Stored items from a collection
^^^^
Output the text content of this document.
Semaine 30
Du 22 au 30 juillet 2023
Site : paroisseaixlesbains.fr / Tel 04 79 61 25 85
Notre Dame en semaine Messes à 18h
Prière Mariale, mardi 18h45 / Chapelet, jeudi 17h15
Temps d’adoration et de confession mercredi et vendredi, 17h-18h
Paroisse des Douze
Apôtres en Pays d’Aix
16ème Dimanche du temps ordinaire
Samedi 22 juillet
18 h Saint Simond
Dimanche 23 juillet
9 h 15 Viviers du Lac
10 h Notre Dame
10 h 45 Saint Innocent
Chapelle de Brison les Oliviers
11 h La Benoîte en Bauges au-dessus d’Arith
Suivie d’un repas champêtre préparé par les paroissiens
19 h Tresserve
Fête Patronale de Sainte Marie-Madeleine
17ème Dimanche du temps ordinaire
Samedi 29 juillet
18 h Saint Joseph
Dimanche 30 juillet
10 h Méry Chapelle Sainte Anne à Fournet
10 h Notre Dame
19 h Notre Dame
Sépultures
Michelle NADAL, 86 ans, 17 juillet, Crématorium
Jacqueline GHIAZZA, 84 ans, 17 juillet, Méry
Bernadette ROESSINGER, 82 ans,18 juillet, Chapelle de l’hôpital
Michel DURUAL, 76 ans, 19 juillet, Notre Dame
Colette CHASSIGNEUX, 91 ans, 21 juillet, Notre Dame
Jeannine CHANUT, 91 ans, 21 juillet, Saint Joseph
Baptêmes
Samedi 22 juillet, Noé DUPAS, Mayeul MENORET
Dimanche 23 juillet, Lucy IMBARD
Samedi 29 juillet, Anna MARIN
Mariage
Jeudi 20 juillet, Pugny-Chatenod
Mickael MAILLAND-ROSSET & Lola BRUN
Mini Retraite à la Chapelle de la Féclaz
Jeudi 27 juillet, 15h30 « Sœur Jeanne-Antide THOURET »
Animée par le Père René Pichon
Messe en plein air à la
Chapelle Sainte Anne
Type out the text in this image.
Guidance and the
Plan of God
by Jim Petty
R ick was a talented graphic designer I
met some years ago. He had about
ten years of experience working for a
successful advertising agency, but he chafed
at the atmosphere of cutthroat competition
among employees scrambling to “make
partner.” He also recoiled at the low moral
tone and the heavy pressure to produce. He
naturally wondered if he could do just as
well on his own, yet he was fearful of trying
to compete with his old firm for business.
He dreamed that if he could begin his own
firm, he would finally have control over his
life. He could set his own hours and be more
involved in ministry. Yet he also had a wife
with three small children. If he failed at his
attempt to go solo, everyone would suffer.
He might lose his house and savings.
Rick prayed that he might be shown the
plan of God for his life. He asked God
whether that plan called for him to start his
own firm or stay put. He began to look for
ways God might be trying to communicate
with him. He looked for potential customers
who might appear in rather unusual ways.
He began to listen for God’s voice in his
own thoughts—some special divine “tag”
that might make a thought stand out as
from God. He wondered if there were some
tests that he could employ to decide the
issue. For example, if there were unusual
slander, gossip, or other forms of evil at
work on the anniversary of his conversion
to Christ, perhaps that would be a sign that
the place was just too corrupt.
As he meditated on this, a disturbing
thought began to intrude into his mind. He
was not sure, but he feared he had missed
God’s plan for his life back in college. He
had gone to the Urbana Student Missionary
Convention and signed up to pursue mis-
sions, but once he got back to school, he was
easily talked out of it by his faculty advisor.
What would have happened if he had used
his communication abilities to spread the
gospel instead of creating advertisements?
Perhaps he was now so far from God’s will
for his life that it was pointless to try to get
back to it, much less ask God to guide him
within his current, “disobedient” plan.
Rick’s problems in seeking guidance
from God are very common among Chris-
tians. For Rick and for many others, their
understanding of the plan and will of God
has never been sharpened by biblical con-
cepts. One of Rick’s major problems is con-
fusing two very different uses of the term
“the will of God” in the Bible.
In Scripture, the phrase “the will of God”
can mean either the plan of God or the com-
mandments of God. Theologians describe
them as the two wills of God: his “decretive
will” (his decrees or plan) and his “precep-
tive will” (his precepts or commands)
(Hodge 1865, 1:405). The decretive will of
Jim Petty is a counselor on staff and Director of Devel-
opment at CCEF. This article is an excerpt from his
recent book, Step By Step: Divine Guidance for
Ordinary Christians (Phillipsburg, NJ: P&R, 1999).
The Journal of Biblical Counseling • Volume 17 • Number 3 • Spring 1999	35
^^^^
Search the data for the word "Petty" and copy each line where it appears.

• Answer in full
by Jim Petty
Jim Petty is a counselor on staff and Director of Devel-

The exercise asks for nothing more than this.